Data to use —
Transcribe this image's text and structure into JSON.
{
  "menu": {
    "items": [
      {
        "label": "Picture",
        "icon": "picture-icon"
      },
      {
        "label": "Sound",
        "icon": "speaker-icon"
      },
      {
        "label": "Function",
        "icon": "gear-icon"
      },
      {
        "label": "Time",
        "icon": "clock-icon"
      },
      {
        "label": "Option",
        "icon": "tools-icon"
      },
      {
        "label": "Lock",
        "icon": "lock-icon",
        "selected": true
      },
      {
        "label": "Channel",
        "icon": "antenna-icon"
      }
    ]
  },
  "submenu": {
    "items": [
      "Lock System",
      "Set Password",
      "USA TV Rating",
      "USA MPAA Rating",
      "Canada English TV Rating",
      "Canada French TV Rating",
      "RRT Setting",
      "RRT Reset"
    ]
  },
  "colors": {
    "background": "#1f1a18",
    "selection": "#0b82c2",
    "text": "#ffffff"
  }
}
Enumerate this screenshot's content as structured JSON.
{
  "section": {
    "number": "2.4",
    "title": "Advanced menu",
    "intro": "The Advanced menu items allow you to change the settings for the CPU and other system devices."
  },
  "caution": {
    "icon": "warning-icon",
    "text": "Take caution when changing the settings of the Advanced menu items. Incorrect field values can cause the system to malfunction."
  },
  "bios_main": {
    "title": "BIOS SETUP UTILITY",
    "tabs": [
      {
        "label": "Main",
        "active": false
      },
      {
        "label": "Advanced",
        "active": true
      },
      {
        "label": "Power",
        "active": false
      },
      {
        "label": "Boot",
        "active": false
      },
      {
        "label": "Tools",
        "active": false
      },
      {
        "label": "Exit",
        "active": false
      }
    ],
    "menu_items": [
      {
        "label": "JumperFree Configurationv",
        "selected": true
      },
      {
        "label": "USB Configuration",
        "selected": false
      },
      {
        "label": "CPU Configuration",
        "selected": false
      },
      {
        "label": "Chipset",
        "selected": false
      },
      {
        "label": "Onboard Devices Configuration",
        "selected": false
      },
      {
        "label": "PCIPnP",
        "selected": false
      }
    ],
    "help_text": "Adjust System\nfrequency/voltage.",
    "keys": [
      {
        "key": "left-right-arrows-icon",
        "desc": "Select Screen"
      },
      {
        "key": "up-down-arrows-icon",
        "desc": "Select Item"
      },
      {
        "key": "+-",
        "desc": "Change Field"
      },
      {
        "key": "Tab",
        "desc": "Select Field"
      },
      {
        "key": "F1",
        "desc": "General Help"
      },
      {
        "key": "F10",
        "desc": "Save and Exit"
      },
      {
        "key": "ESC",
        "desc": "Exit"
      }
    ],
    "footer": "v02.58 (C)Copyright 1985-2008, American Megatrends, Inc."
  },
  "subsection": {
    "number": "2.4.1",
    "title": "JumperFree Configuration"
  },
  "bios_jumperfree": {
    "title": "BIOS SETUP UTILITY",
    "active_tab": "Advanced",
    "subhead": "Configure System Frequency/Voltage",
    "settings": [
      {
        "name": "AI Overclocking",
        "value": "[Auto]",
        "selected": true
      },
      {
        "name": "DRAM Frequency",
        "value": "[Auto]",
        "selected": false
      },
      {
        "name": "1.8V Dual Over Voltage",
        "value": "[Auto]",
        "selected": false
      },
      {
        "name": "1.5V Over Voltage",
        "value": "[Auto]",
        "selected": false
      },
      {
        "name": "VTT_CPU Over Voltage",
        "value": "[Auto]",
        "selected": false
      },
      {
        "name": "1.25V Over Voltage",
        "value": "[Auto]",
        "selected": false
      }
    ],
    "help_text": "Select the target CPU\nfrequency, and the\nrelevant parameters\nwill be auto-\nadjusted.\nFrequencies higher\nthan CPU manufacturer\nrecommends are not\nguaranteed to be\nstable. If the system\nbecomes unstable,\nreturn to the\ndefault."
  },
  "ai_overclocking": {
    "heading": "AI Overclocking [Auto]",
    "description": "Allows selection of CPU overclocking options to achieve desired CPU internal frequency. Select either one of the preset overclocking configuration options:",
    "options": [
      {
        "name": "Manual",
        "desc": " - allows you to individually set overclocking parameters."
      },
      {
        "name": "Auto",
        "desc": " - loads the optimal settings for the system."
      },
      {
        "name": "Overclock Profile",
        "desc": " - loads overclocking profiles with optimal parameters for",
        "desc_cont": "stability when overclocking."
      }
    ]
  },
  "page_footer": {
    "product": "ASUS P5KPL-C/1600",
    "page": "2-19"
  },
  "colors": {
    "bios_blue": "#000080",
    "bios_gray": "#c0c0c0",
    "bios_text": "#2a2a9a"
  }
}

Given problem — Each of the records should be retyped exactly.

Task output —
Transcribe this image's text and structure into JSON.
{
  "menu": {
    "items": [
      {
        "label": "Picture",
        "icon": "picture-icon"
      },
      {
        "label": "Sound",
        "icon": "speaker-icon"
      },
      {
        "label": "Function",
        "icon": "gear-icon"
      },
      {
        "label": "Time",
        "icon": "clock-icon"
      },
      {
        "label": "Option",
        "icon": "tools-icon"
      },
      {
        "label": "Lock",
        "icon": "lock-icon",
        "selected": true
      },
      {
        "label": "Channel",
        "icon": "antenna-icon"
      }
    ]
  },
  "submenu": {
    "items": [
      "Lock System",
      "Set Password",
      "USA TV Rating",
      "USA MPAA Rating",
      "Canada English TV Rating",
      "Canada French TV Rating",
      "RRT Setting",
      "RRT Reset"
    ]
  },
  "colors": {
    "background": "#1f1a18",
    "selection": "#0b82c2",
    "text": "#ffffff"
  }
}
Enumerate this screenshot's content as structured JSON.
{
  "section": {
    "number": "2.4",
    "title": "Advanced menu",
    "intro": "The Advanced menu items allow you to change the settings for the CPU and other system devices."
  },
  "caution": {
    "icon": "warning-icon",
    "text": "Take caution when changing the settings of the Advanced menu items. Incorrect field values can cause the system to malfunction."
  },
  "bios_main": {
    "title": "BIOS SETUP UTILITY",
    "tabs": [
      {
        "label": "Main",
        "active": false
      },
      {
        "label": "Advanced",
        "active": true
      },
      {
        "label": "Power",
        "active": false
      },
      {
        "label": "Boot",
        "active": false
      },
      {
        "label": "Tools",
        "active": false
      },
      {
        "label": "Exit",
        "active": false
      }
    ],
    "menu_items": [
      {
        "label": "JumperFree Configurationv",
        "selected": true
      },
      {
        "label": "USB Configuration",
        "selected": false
      },
      {
        "label": "CPU Configuration",
        "selected": false
      },
      {
        "label": "Chipset",
        "selected": false
      },
      {
        "label": "Onboard Devices Configuration",
        "selected": false
      },
      {
        "label": "PCIPnP",
        "selected": false
      }
    ],
    "help_text": "Adjust System\nfrequency/voltage.",
    "keys": [
      {
        "key": "left-right-arrows-icon",
        "desc": "Select Screen"
      },
      {
        "key": "up-down-arrows-icon",
        "desc": "Select Item"
      },
      {
        "key": "+-",
        "desc": "Change Field"
      },
      {
        "key": "Tab",
        "desc": "Select Field"
      },
      {
        "key": "F1",
        "desc": "General Help"
      },
      {
        "key": "F10",
        "desc": "Save and Exit"
      },
      {
        "key": "ESC",
        "desc": "Exit"
      }
    ],
    "footer": "v02.58 (C)Copyright 1985-2008, American Megatrends, Inc."
  },
  "subsection": {
    "number": "2.4.1",
    "title": "JumperFree Configuration"
  },
  "bios_jumperfree": {
    "title": "BIOS SETUP UTILITY",
    "active_tab": "Advanced",
    "subhead": "Configure System Frequency/Voltage",
    "settings": [
      {
        "name": "AI Overclocking",
        "value": "[Auto]",
        "selected": true
      },
      {
        "name": "DRAM Frequency",
        "value": "[Auto]",
        "selected": false
      },
      {
        "name": "1.8V Dual Over Voltage",
        "value": "[Auto]",
        "selected": false
      },
      {
        "name": "1.5V Over Voltage",
        "value": "[Auto]",
        "selected": false
      },
      {
        "name": "VTT_CPU Over Voltage",
        "value": "[Auto]",
        "selected": false
      },
      {
        "name": "1.25V Over Voltage",
        "value": "[Auto]",
        "selected": false
      }
    ],
    "help_text": "Select the target CPU\nfrequency, and the\nrelevant parameters\nwill be auto-\nadjusted.\nFrequencies higher\nthan CPU manufacturer\nrecommends are not\nguaranteed to be\nstable. If the system\nbecomes unstable,\nreturn to the\ndefault."
  },
  "ai_overclocking": {
    "heading": "AI Overclocking [Auto]",
    "description": "Allows selection of CPU overclocking options to achieve desired CPU internal frequency. Select either one of the preset overclocking configuration options:",
    "options": [
      {
        "name": "Manual",
        "desc": " - allows you to individually set overclocking parameters."
      },
      {
        "name": "Auto",
        "desc": " - loads the optimal settings for the system."
      },
      {
        "name": "Overclock Profile",
        "desc": " - loads overclocking profiles with optimal parameters for",
        "desc_cont": "stability when overclocking."
      }
    ]
  },
  "page_footer": {
    "product": "ASUS P5KPL-C/1600",
    "page": "2-19"
  },
  "colors": {
    "bios_blue": "#000080",
    "bios_gray": "#c0c0c0",
    "bios_text": "#2a2a9a"
  }
}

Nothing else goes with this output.